**Problem**. Wherever the string "целях" appears in the listing, copy that line.

**Supplied records**.
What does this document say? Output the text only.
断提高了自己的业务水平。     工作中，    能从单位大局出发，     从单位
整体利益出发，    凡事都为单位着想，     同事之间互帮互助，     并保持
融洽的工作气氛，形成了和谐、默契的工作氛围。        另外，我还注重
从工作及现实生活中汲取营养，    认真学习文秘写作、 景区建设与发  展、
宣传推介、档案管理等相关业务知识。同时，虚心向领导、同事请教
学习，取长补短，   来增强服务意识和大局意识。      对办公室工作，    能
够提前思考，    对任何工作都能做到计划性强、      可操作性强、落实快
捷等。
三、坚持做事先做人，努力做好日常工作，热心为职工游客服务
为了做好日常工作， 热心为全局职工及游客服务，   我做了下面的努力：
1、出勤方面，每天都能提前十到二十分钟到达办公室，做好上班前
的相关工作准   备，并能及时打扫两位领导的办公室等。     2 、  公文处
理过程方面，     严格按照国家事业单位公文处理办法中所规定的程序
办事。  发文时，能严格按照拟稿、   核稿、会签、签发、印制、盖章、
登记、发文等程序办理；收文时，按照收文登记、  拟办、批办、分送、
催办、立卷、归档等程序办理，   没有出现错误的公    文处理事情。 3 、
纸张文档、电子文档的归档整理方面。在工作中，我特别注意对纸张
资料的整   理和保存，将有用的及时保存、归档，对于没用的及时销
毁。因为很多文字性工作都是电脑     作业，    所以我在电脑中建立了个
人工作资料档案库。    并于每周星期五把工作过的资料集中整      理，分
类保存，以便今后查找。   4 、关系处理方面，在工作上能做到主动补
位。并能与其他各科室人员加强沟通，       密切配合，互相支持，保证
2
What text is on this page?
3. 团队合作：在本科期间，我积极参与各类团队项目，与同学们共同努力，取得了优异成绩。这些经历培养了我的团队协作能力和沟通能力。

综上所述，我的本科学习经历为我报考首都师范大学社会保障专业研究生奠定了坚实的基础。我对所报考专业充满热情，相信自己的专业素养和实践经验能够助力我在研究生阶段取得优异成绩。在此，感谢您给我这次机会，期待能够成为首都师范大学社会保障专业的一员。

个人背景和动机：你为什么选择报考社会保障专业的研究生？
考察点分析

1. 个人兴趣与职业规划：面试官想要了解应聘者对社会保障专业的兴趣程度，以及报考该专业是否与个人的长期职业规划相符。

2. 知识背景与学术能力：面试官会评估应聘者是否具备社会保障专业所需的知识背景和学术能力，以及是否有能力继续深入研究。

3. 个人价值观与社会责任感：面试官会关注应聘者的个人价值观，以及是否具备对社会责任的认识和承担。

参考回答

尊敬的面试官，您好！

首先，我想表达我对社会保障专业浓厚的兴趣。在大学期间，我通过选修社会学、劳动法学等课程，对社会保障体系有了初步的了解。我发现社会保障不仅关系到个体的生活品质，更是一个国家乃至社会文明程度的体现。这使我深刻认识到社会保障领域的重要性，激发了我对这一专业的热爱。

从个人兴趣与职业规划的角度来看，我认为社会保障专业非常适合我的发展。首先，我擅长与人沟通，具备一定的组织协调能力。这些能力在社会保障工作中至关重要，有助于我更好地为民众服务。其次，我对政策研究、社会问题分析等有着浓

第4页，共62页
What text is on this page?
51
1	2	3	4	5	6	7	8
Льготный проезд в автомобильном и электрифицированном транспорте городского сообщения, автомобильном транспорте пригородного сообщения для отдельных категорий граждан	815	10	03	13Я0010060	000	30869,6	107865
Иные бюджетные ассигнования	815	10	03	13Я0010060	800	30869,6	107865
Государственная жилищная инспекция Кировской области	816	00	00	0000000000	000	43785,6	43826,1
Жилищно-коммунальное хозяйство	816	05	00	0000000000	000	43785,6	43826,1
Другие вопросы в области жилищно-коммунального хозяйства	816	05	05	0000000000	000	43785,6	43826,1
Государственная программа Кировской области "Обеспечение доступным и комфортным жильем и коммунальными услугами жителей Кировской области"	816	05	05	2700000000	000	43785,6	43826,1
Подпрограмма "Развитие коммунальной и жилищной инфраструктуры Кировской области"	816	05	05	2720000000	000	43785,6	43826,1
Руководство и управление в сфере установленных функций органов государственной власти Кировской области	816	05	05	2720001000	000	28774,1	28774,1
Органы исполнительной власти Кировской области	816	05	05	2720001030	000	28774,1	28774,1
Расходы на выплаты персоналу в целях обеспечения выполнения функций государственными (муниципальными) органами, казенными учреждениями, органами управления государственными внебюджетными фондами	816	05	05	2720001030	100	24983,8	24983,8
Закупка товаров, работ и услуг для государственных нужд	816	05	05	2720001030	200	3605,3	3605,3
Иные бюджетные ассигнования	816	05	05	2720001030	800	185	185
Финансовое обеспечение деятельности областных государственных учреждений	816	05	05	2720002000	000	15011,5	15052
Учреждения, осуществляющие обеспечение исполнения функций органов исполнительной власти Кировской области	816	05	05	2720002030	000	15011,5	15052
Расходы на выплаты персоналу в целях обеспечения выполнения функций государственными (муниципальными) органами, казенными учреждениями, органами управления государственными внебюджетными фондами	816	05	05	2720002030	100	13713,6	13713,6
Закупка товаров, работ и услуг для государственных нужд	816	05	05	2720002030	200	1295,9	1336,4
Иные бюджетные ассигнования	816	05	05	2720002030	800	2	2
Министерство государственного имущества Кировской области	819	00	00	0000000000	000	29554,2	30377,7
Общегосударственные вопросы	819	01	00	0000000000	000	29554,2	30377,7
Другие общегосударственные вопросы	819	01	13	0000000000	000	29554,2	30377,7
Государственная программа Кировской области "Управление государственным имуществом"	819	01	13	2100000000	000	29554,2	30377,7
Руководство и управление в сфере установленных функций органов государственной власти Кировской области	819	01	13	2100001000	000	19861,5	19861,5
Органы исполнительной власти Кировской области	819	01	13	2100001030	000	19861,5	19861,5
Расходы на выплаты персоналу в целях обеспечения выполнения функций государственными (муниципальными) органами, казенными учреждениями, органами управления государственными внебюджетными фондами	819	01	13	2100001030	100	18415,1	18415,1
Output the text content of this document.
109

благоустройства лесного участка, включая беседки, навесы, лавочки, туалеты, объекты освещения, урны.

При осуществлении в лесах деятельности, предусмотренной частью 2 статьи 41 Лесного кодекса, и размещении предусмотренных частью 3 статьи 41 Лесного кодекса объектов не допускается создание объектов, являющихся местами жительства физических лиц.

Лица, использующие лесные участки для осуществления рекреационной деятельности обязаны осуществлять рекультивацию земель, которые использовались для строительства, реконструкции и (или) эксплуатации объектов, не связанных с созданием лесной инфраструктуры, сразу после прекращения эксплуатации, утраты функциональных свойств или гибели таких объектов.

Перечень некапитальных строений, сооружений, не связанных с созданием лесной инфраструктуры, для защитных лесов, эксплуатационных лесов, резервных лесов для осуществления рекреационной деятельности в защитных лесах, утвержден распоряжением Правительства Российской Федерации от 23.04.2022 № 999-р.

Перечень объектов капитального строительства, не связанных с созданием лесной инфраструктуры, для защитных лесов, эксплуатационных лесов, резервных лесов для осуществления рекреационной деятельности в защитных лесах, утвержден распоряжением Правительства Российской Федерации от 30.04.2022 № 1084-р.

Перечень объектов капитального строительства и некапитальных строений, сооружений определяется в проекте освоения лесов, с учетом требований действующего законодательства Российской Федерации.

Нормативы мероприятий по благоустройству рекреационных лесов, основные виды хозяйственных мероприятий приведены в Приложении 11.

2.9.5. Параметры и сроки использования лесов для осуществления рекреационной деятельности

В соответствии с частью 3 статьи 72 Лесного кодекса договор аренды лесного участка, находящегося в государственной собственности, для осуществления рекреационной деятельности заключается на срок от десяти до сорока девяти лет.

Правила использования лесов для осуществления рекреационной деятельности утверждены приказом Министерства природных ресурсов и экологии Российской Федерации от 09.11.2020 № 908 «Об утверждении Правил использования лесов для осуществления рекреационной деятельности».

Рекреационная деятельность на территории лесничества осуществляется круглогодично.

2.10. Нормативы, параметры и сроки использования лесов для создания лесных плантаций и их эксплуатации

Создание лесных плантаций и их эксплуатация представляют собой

**Full solution**.
Расходы на выплаты персоналу в целях обеспечения выполнения функций государственными (муниципальными) органами, казенными учреждениями, органами управления государственными внебюджетными фондами	816	05	05	2720001030	100	24983,8	24983,8
Расходы на выплаты персоналу в целях обеспечения выполнения функций государственными (муниципальными) органами, казенными учреждениями, органами управления государственными внебюджетными фондами	816	05	05	2720002030	100	13713,6	13713,6
Расходы на выплаты персоналу в целях обеспечения выполнения функций государственными (муниципальными) органами, казенными учреждениями, органами управления государственными внебюджетными фондами	819	01	13	2100001030	100	18415,1	18415,1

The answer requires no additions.